(Work required):
Go through the data below. List every line that holds the word "State".

(Available records):
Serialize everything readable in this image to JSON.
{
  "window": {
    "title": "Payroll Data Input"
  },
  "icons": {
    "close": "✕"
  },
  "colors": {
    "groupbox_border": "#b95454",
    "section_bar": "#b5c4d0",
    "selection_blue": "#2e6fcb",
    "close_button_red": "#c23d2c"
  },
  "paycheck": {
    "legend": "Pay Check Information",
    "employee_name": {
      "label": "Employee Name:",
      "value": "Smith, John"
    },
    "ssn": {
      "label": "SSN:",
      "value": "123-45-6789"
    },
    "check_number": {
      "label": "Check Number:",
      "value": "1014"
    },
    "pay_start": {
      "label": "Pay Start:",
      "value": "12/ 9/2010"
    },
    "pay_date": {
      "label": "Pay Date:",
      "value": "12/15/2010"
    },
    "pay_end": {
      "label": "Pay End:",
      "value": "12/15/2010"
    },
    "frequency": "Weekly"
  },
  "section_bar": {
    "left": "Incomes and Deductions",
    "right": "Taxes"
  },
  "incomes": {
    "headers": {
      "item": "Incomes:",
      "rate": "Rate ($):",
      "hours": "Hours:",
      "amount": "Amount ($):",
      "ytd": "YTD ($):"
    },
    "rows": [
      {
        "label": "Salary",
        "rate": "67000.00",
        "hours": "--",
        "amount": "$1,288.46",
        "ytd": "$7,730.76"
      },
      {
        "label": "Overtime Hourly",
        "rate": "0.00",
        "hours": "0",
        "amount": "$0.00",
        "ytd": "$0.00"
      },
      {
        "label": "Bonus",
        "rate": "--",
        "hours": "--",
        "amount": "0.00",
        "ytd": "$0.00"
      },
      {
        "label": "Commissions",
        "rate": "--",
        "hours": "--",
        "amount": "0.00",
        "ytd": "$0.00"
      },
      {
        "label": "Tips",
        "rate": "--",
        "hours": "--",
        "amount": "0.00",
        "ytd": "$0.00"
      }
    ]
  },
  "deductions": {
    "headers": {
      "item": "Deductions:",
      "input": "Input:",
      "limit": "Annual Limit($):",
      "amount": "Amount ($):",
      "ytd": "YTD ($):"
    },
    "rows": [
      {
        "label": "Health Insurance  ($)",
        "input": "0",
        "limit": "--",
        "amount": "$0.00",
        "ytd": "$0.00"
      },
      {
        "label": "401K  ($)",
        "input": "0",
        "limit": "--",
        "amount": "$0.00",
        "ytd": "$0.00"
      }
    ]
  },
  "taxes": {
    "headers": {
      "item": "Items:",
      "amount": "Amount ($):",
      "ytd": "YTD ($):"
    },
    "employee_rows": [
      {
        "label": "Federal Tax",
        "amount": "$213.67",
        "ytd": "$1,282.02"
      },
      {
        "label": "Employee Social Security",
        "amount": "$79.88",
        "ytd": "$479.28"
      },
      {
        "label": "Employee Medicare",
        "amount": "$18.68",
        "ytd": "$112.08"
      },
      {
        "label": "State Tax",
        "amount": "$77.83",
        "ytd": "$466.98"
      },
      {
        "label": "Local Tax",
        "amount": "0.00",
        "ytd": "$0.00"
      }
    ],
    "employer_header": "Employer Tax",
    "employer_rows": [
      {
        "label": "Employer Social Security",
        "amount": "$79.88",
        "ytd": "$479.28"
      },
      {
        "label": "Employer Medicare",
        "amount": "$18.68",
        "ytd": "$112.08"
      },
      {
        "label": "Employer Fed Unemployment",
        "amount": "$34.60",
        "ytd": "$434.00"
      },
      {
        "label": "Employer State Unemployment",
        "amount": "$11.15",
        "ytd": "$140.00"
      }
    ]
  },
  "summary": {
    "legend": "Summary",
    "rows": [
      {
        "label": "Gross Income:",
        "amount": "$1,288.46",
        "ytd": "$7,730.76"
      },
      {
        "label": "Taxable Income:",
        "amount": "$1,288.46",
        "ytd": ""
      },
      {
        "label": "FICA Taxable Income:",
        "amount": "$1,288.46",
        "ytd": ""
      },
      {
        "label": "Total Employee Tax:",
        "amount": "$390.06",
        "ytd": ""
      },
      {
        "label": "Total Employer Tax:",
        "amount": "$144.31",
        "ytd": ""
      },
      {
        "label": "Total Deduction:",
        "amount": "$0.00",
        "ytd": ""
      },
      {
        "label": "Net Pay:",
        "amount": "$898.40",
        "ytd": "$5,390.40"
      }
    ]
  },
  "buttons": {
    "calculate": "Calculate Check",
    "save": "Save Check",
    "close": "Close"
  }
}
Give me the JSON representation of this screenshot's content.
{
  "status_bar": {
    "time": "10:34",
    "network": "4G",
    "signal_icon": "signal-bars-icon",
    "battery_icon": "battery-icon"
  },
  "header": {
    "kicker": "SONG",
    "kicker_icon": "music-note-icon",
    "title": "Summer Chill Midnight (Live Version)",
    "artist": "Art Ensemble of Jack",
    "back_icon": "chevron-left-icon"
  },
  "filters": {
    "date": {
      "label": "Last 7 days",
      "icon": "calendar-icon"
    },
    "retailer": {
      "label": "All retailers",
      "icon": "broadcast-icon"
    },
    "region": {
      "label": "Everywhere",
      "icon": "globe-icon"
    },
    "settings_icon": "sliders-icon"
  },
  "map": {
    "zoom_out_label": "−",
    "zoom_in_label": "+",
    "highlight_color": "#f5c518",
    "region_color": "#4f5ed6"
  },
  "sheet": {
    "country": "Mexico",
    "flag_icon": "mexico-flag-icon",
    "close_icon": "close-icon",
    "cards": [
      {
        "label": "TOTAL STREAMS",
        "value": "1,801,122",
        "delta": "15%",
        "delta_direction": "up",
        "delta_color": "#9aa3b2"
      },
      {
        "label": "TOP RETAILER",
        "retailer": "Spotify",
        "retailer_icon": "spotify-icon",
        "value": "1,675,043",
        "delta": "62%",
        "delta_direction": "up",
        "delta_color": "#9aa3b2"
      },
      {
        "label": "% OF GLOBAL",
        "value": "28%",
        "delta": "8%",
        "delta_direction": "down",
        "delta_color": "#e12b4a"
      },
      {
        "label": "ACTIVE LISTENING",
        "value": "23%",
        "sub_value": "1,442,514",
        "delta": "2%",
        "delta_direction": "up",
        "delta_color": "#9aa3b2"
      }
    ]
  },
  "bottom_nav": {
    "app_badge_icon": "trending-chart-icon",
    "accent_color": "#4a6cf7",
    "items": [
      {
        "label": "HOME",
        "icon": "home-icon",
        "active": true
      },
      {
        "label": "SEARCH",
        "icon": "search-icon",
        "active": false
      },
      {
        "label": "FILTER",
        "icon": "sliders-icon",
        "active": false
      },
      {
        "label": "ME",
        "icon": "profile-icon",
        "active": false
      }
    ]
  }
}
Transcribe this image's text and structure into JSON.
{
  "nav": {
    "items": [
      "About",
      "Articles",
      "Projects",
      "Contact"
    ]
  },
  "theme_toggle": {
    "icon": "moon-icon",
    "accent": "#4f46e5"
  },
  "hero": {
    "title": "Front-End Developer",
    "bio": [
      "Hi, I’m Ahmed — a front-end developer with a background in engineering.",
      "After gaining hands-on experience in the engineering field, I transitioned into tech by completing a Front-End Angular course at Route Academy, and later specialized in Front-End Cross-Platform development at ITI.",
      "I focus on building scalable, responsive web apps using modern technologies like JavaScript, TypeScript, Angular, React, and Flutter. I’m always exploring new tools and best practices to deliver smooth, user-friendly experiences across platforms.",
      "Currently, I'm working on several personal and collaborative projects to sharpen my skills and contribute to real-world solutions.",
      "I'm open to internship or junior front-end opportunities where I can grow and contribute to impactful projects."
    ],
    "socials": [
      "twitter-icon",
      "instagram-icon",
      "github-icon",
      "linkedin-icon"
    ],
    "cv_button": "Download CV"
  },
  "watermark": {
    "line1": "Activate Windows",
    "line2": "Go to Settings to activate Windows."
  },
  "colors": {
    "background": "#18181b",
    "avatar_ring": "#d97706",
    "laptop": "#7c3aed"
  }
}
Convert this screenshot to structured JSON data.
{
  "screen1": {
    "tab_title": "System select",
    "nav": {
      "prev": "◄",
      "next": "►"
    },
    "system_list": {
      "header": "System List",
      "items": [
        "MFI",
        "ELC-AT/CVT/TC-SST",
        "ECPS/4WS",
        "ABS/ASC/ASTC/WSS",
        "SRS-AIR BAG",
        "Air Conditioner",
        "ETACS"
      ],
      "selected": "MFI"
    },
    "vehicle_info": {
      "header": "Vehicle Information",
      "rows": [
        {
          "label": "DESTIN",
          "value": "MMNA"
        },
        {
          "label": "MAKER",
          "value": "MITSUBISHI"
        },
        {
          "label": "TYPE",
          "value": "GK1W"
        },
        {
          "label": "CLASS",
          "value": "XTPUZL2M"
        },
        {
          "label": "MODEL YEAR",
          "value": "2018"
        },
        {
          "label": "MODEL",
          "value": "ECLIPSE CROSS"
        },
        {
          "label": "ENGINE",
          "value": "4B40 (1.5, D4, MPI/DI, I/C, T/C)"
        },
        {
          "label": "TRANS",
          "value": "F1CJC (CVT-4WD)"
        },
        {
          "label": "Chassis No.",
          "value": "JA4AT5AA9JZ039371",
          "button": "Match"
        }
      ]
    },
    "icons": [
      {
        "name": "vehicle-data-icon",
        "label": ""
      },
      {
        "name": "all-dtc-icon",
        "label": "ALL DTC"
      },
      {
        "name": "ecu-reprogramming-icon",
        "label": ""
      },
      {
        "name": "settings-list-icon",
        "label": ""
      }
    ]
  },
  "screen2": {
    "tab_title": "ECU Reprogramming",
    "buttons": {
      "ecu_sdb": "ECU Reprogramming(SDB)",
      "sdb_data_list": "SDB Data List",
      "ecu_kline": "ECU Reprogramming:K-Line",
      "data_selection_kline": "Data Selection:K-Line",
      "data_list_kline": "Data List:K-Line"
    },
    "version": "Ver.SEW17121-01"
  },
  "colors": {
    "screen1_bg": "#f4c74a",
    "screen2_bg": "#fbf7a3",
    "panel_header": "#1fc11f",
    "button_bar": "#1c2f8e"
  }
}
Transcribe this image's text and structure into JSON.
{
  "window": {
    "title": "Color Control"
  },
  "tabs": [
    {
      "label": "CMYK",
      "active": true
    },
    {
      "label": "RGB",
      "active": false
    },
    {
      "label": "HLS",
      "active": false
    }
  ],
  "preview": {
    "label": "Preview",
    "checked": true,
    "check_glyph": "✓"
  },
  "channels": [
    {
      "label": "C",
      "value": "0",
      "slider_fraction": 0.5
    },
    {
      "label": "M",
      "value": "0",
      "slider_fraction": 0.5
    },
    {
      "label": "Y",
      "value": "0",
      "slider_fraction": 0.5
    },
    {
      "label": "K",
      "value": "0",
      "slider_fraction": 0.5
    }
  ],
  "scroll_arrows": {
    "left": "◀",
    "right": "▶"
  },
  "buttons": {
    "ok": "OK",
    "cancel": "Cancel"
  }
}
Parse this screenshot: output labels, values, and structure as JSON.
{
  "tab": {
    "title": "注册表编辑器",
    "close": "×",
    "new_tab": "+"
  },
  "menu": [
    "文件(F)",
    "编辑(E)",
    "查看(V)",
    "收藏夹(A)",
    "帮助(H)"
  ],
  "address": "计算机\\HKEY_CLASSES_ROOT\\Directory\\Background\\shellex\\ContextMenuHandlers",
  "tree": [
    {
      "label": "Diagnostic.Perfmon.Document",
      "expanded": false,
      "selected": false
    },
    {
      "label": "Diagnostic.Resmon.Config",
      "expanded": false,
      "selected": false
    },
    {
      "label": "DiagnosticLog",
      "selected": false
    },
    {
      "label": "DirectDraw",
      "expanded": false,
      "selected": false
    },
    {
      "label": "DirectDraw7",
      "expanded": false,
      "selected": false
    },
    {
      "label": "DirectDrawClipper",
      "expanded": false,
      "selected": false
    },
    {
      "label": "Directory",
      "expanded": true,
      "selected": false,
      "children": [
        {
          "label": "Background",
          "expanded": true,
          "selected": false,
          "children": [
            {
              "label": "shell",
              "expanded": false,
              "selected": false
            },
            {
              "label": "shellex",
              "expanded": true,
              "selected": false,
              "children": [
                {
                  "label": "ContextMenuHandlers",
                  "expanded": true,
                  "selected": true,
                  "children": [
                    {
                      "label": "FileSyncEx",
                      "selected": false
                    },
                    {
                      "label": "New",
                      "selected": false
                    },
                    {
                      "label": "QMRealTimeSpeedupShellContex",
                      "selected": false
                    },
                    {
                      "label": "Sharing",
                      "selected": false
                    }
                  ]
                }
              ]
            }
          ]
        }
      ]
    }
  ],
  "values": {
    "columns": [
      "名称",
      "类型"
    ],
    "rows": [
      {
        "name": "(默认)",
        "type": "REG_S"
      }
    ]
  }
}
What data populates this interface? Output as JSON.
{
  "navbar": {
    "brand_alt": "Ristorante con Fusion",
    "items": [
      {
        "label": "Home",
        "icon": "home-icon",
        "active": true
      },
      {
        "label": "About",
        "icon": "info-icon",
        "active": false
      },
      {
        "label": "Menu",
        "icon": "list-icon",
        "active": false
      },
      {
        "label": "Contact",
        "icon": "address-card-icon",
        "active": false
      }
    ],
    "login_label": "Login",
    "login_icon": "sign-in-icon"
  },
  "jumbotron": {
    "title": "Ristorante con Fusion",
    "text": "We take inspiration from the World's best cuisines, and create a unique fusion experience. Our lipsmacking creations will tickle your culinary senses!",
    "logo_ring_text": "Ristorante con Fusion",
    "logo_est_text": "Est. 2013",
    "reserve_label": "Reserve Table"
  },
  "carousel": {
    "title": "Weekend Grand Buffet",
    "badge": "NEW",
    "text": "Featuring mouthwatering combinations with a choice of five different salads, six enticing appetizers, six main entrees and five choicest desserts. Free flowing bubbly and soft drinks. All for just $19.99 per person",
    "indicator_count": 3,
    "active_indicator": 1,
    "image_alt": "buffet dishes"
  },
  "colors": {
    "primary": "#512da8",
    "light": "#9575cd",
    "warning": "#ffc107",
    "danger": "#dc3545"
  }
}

(Correct output):
        "label": "State Tax",
        "label": "Employer State Unemployment",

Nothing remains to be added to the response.